Goal -> Where a line in the listing contains the string "痰热郁肺", copy that line out.

* BEGIN Data *

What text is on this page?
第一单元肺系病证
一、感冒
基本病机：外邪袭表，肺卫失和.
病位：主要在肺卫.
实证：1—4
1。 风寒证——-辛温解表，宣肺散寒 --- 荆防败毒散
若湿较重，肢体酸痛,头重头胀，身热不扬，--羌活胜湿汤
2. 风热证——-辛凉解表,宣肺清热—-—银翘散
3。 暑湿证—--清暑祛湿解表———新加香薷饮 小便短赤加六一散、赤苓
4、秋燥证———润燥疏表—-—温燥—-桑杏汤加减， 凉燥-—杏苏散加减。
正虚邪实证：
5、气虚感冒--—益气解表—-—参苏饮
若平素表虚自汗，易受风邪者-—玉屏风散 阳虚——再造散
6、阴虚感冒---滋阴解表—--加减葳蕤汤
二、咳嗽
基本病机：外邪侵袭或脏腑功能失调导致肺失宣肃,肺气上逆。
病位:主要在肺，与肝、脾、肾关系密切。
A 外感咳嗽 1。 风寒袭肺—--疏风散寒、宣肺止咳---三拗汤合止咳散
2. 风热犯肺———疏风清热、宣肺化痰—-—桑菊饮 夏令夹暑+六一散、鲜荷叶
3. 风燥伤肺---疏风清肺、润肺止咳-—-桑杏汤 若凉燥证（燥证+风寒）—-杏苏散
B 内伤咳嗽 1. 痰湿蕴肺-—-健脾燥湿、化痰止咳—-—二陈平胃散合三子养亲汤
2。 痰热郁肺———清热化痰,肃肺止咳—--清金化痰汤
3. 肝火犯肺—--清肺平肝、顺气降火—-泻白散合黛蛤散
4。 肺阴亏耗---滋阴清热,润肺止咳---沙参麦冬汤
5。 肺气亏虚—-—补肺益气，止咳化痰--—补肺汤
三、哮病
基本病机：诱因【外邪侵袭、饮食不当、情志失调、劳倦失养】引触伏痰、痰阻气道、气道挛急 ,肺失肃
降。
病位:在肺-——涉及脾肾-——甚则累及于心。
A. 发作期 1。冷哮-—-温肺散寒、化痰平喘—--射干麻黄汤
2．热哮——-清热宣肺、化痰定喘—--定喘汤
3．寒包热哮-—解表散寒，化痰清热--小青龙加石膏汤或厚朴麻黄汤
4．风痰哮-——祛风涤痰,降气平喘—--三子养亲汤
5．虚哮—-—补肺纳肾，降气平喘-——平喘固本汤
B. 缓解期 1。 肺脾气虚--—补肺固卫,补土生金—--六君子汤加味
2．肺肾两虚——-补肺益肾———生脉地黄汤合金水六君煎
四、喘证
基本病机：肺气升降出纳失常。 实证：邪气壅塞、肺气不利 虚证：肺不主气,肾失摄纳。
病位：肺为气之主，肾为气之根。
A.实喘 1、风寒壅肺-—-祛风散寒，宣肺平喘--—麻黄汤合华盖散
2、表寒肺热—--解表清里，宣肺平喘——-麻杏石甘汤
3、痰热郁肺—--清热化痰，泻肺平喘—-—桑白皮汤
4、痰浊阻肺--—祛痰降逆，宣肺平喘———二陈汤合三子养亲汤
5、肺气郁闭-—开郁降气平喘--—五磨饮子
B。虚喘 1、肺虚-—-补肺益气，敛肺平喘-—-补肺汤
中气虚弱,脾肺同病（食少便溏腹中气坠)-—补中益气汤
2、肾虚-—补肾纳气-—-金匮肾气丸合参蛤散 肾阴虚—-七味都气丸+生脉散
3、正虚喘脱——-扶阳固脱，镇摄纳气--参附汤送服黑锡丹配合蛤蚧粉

* END Data *

Output below ->
2。 痰热郁肺———清热化痰,肃肺止咳—--清金化痰汤
3、痰热郁肺—--清热化痰，泻肺平喘—-—桑白皮汤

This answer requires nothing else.